[Task instructions]: Every entry that follows should be repeated exactly; drop the images.
*-*-*
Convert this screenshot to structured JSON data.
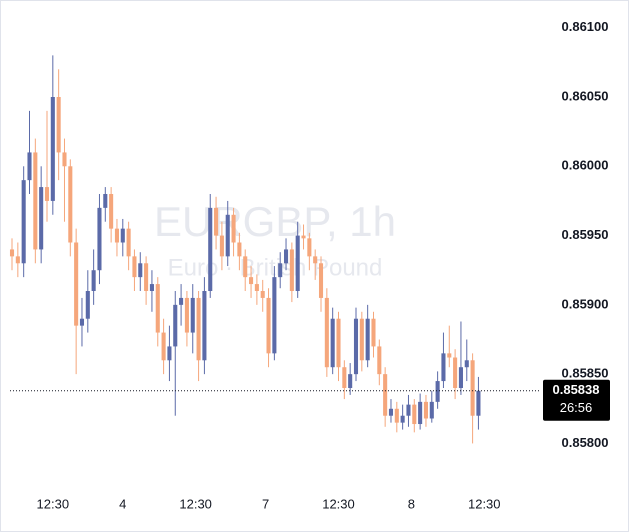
{
  "chart_data": {
    "type": "candlestick",
    "watermark_title": "EURGBP, 1h",
    "watermark_subtitle": "Euro · British Pound",
    "up_color": "#5b6aa8",
    "down_color": "#f5a67b",
    "x": [
      0,
      1,
      2,
      3,
      4,
      5,
      6,
      7,
      8,
      9,
      10,
      11,
      12,
      13,
      14,
      15,
      16,
      17,
      18,
      19,
      20,
      21,
      22,
      23,
      24,
      25,
      26,
      27,
      28,
      29,
      30,
      31,
      32,
      33,
      34,
      35,
      36,
      37,
      38,
      39,
      40,
      41,
      42,
      43,
      44,
      45,
      46,
      47,
      48,
      49,
      50,
      51,
      52,
      53,
      54,
      55,
      56,
      57,
      58,
      59,
      60,
      61,
      62,
      63,
      64,
      65,
      66,
      67,
      68,
      69,
      70,
      71,
      72,
      73,
      74,
      75,
      76,
      77,
      78,
      79,
      80
    ],
    "open": [
      0.8594,
      0.85935,
      0.8593,
      0.8599,
      0.8601,
      0.8594,
      0.85985,
      0.85975,
      0.8605,
      0.8601,
      0.86,
      0.85945,
      0.85885,
      0.8589,
      0.8591,
      0.85925,
      0.8597,
      0.8598,
      0.85955,
      0.85945,
      0.85955,
      0.85935,
      0.8592,
      0.8593,
      0.8591,
      0.85915,
      0.8588,
      0.8586,
      0.8587,
      0.859,
      0.85905,
      0.8588,
      0.85905,
      0.8586,
      0.8591,
      0.8597,
      0.8595,
      0.85935,
      0.85965,
      0.85945,
      0.85935,
      0.8592,
      0.85915,
      0.8591,
      0.85905,
      0.85865,
      0.8592,
      0.8593,
      0.8594,
      0.8591,
      0.8595,
      0.85948,
      0.85935,
      0.8593,
      0.85905,
      0.85855,
      0.8589,
      0.85855,
      0.8584,
      0.8585,
      0.8589,
      0.8586,
      0.8589,
      0.8587,
      0.8585,
      0.8582,
      0.85825,
      0.85815,
      0.8582,
      0.85828,
      0.85814,
      0.8583,
      0.85818,
      0.8583,
      0.85845,
      0.85865,
      0.85862,
      0.8584,
      0.85855,
      0.8586,
      0.8582
    ],
    "high": [
      0.85948,
      0.85945,
      0.86,
      0.8604,
      0.8602,
      0.86,
      0.8604,
      0.8608,
      0.8607,
      0.8602,
      0.86005,
      0.85955,
      0.85905,
      0.85925,
      0.8594,
      0.8598,
      0.85985,
      0.85985,
      0.85962,
      0.85962,
      0.8596,
      0.8594,
      0.85938,
      0.85935,
      0.85925,
      0.8592,
      0.8589,
      0.85885,
      0.8591,
      0.85915,
      0.8591,
      0.85915,
      0.8591,
      0.8592,
      0.8598,
      0.85978,
      0.8596,
      0.85975,
      0.8597,
      0.85952,
      0.8594,
      0.85928,
      0.85922,
      0.85918,
      0.85912,
      0.85928,
      0.85938,
      0.85948,
      0.85945,
      0.8596,
      0.85958,
      0.85952,
      0.8594,
      0.85935,
      0.85912,
      0.85898,
      0.85895,
      0.8586,
      0.85858,
      0.85898,
      0.85895,
      0.859,
      0.85895,
      0.85875,
      0.85855,
      0.85832,
      0.8583,
      0.85828,
      0.85835,
      0.85832,
      0.85836,
      0.85835,
      0.85838,
      0.85852,
      0.8588,
      0.85885,
      0.85868,
      0.85888,
      0.85875,
      0.85865,
      0.85848
    ],
    "low": [
      0.85925,
      0.8592,
      0.8592,
      0.8598,
      0.8593,
      0.8593,
      0.8596,
      0.85965,
      0.8599,
      0.8596,
      0.85935,
      0.8585,
      0.8587,
      0.8588,
      0.859,
      0.85915,
      0.8596,
      0.85945,
      0.85935,
      0.85935,
      0.85925,
      0.8591,
      0.8591,
      0.859,
      0.85895,
      0.8587,
      0.8585,
      0.85845,
      0.8582,
      0.85885,
      0.8587,
      0.85865,
      0.85845,
      0.8585,
      0.85905,
      0.8594,
      0.85925,
      0.85928,
      0.85935,
      0.85925,
      0.8591,
      0.85905,
      0.859,
      0.85895,
      0.85855,
      0.8586,
      0.85912,
      0.85925,
      0.85902,
      0.85905,
      0.8594,
      0.85925,
      0.85918,
      0.85895,
      0.85848,
      0.8585,
      0.85845,
      0.85832,
      0.85835,
      0.85845,
      0.85852,
      0.85855,
      0.85862,
      0.85842,
      0.85812,
      0.85815,
      0.85808,
      0.8581,
      0.85812,
      0.85808,
      0.8581,
      0.85812,
      0.85815,
      0.85825,
      0.8584,
      0.85855,
      0.85832,
      0.85835,
      0.85845,
      0.858,
      0.8581
    ],
    "close": [
      0.85935,
      0.8593,
      0.8599,
      0.8601,
      0.8594,
      0.85985,
      0.85975,
      0.8605,
      0.8601,
      0.86,
      0.85945,
      0.85885,
      0.8589,
      0.8591,
      0.85925,
      0.8597,
      0.8598,
      0.85955,
      0.85945,
      0.85955,
      0.85935,
      0.8592,
      0.8593,
      0.8591,
      0.85915,
      0.8588,
      0.8586,
      0.8587,
      0.859,
      0.85905,
      0.8588,
      0.85905,
      0.8586,
      0.8591,
      0.8597,
      0.8595,
      0.85935,
      0.85965,
      0.85945,
      0.85935,
      0.8592,
      0.85915,
      0.8591,
      0.85905,
      0.85865,
      0.8592,
      0.8593,
      0.8594,
      0.8591,
      0.8595,
      0.85948,
      0.85935,
      0.8593,
      0.85905,
      0.85855,
      0.8589,
      0.85855,
      0.8584,
      0.8585,
      0.8589,
      0.8586,
      0.8589,
      0.8587,
      0.8585,
      0.8582,
      0.85825,
      0.85815,
      0.8582,
      0.85828,
      0.85814,
      0.8583,
      0.85818,
      0.8583,
      0.85845,
      0.85865,
      0.85862,
      0.8584,
      0.85855,
      0.8586,
      0.8582,
      0.85838
    ],
    "xlim": [
      -2.06,
      90.56
    ],
    "xticks": [
      {
        "value": 7,
        "label": "12:30"
      },
      {
        "value": 19,
        "label": "4"
      },
      {
        "value": 31.5,
        "label": "12:30"
      },
      {
        "value": 43.5,
        "label": "7"
      },
      {
        "value": 56,
        "label": "12:30"
      },
      {
        "value": 68.5,
        "label": "8"
      },
      {
        "value": 81,
        "label": "12:30"
      }
    ],
    "ylim": [
      0.8577,
      0.8612
    ],
    "yticks": [
      {
        "value": 0.861,
        "label": "0.86100"
      },
      {
        "value": 0.8605,
        "label": "0.86050"
      },
      {
        "value": 0.86,
        "label": "0.86000"
      },
      {
        "value": 0.8595,
        "label": "0.85950"
      },
      {
        "value": 0.859,
        "label": "0.85900"
      },
      {
        "value": 0.8585,
        "label": "0.85850"
      },
      {
        "value": 0.858,
        "label": "0.85800"
      }
    ],
    "last_price": 0.85838,
    "countdown": "26:56"
  }
}
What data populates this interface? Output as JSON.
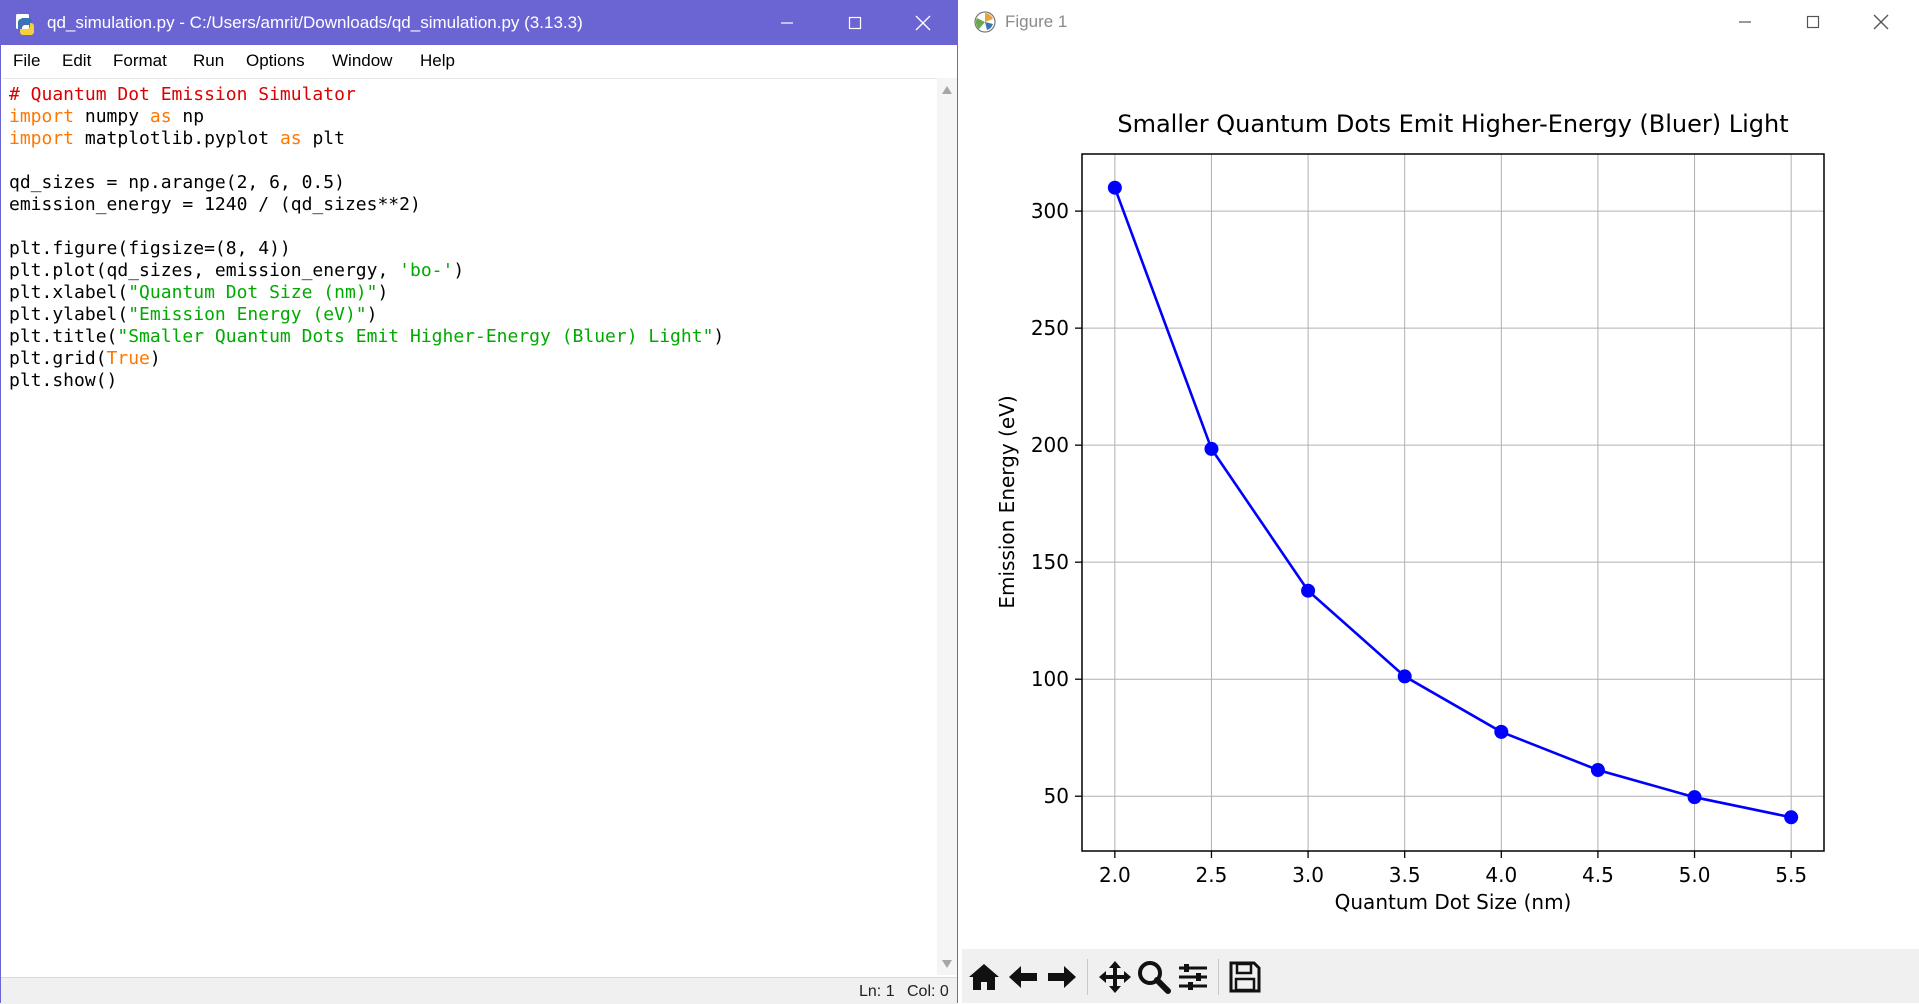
*-*-*
[Answer below]:
Convert this screenshot to structured JSON data.
{
  "chart_data": {
    "type": "candlestick",
    "watermark_title": "EURGBP, 1h",
    "watermark_subtitle": "Euro · British Pound",
    "up_color": "#5b6aa8",
    "down_color": "#f5a67b",
    "x": [
      0,
      1,
      2,
      3,
      4,
      5,
      6,
      7,
      8,
      9,
      10,
      11,
      12,
      13,
      14,
      15,
      16,
      17,
      18,
      19,
      20,
      21,
      22,
      23,
      24,
      25,
      26,
      27,
      28,
      29,
      30,
      31,
      32,
      33,
      34,
      35,
      36,
      37,
      38,
      39,
      40,
      41,
      42,
      43,
      44,
      45,
      46,
      47,
      48,
      49,
      50,
      51,
      52,
      53,
      54,
      55,
      56,
      57,
      58,
      59,
      60,
      61,
      62,
      63,
      64,
      65,
      66,
      67,
      68,
      69,
      70,
      71,
      72,
      73,
      74,
      75,
      76,
      77,
      78,
      79,
      80
    ],
    "open": [
      0.8594,
      0.85935,
      0.8593,
      0.8599,
      0.8601,
      0.8594,
      0.85985,
      0.85975,
      0.8605,
      0.8601,
      0.86,
      0.85945,
      0.85885,
      0.8589,
      0.8591,
      0.85925,
      0.8597,
      0.8598,
      0.85955,
      0.85945,
      0.85955,
      0.85935,
      0.8592,
      0.8593,
      0.8591,
      0.85915,
      0.8588,
      0.8586,
      0.8587,
      0.859,
      0.85905,
      0.8588,
      0.85905,
      0.8586,
      0.8591,
      0.8597,
      0.8595,
      0.85935,
      0.85965,
      0.85945,
      0.85935,
      0.8592,
      0.85915,
      0.8591,
      0.85905,
      0.85865,
      0.8592,
      0.8593,
      0.8594,
      0.8591,
      0.8595,
      0.85948,
      0.85935,
      0.8593,
      0.85905,
      0.85855,
      0.8589,
      0.85855,
      0.8584,
      0.8585,
      0.8589,
      0.8586,
      0.8589,
      0.8587,
      0.8585,
      0.8582,
      0.85825,
      0.85815,
      0.8582,
      0.85828,
      0.85814,
      0.8583,
      0.85818,
      0.8583,
      0.85845,
      0.85865,
      0.85862,
      0.8584,
      0.85855,
      0.8586,
      0.8582
    ],
    "high": [
      0.85948,
      0.85945,
      0.86,
      0.8604,
      0.8602,
      0.86,
      0.8604,
      0.8608,
      0.8607,
      0.8602,
      0.86005,
      0.85955,
      0.85905,
      0.85925,
      0.8594,
      0.8598,
      0.85985,
      0.85985,
      0.85962,
      0.85962,
      0.8596,
      0.8594,
      0.85938,
      0.85935,
      0.85925,
      0.8592,
      0.8589,
      0.85885,
      0.8591,
      0.85915,
      0.8591,
      0.85915,
      0.8591,
      0.8592,
      0.8598,
      0.85978,
      0.8596,
      0.85975,
      0.8597,
      0.85952,
      0.8594,
      0.85928,
      0.85922,
      0.85918,
      0.85912,
      0.85928,
      0.85938,
      0.85948,
      0.85945,
      0.8596,
      0.85958,
      0.85952,
      0.8594,
      0.85935,
      0.85912,
      0.85898,
      0.85895,
      0.8586,
      0.85858,
      0.85898,
      0.85895,
      0.859,
      0.85895,
      0.85875,
      0.85855,
      0.85832,
      0.8583,
      0.85828,
      0.85835,
      0.85832,
      0.85836,
      0.85835,
      0.85838,
      0.85852,
      0.8588,
      0.85885,
      0.85868,
      0.85888,
      0.85875,
      0.85865,
      0.85848
    ],
    "low": [
      0.85925,
      0.8592,
      0.8592,
      0.8598,
      0.8593,
      0.8593,
      0.8596,
      0.85965,
      0.8599,
      0.8596,
      0.85935,
      0.8585,
      0.8587,
      0.8588,
      0.859,
      0.85915,
      0.8596,
      0.85945,
      0.85935,
      0.85935,
      0.85925,
      0.8591,
      0.8591,
      0.859,
      0.85895,
      0.8587,
      0.8585,
      0.85845,
      0.8582,
      0.85885,
      0.8587,
      0.85865,
      0.85845,
      0.8585,
      0.85905,
      0.8594,
      0.85925,
      0.85928,
      0.85935,
      0.85925,
      0.8591,
      0.85905,
      0.859,
      0.85895,
      0.85855,
      0.8586,
      0.85912,
      0.85925,
      0.85902,
      0.85905,
      0.8594,
      0.85925,
      0.85918,
      0.85895,
      0.85848,
      0.8585,
      0.85845,
      0.85832,
      0.85835,
      0.85845,
      0.85852,
      0.85855,
      0.85862,
      0.85842,
      0.85812,
      0.85815,
      0.85808,
      0.8581,
      0.85812,
      0.85808,
      0.8581,
      0.85812,
      0.85815,
      0.85825,
      0.8584,
      0.85855,
      0.85832,
      0.85835,
      0.85845,
      0.858,
      0.8581
    ],
    "close": [
      0.85935,
      0.8593,
      0.8599,
      0.8601,
      0.8594,
      0.85985,
      0.85975,
      0.8605,
      0.8601,
      0.86,
      0.85945,
      0.85885,
      0.8589,
      0.8591,
      0.85925,
      0.8597,
      0.8598,
      0.85955,
      0.85945,
      0.85955,
      0.85935,
      0.8592,
      0.8593,
      0.8591,
      0.85915,
      0.8588,
      0.8586,
      0.8587,
      0.859,
      0.85905,
      0.8588,
      0.85905,
      0.8586,
      0.8591,
      0.8597,
      0.8595,
      0.85935,
      0.85965,
      0.85945,
      0.85935,
      0.8592,
      0.85915,
      0.8591,
      0.85905,
      0.85865,
      0.8592,
      0.8593,
      0.8594,
      0.8591,
      0.8595,
      0.85948,
      0.85935,
      0.8593,
      0.85905,
      0.85855,
      0.8589,
      0.85855,
      0.8584,
      0.8585,
      0.8589,
      0.8586,
      0.8589,
      0.8587,
      0.8585,
      0.8582,
      0.85825,
      0.85815,
      0.8582,
      0.85828,
      0.85814,
      0.8583,
      0.85818,
      0.8583,
      0.85845,
      0.85865,
      0.85862,
      0.8584,
      0.85855,
      0.8586,
      0.8582,
      0.85838
    ],
    "xlim": [
      -2.06,
      90.56
    ],
    "xticks": [
      {
        "value": 7,
        "label": "12:30"
      },
      {
        "value": 19,
        "label": "4"
      },
      {
        "value": 31.5,
        "label": "12:30"
      },
      {
        "value": 43.5,
        "label": "7"
      },
      {
        "value": 56,
        "label": "12:30"
      },
      {
        "value": 68.5,
        "label": "8"
      },
      {
        "value": 81,
        "label": "12:30"
      }
    ],
    "ylim": [
      0.8577,
      0.8612
    ],
    "yticks": [
      {
        "value": 0.861,
        "label": "0.86100"
      },
      {
        "value": 0.8605,
        "label": "0.86050"
      },
      {
        "value": 0.86,
        "label": "0.86000"
      },
      {
        "value": 0.8595,
        "label": "0.85950"
      },
      {
        "value": 0.859,
        "label": "0.85900"
      },
      {
        "value": 0.8585,
        "label": "0.85850"
      },
      {
        "value": 0.858,
        "label": "0.85800"
      }
    ],
    "last_price": 0.85838,
    "countdown": "26:56"
  }
}
What data populates this interface? Output as JSON.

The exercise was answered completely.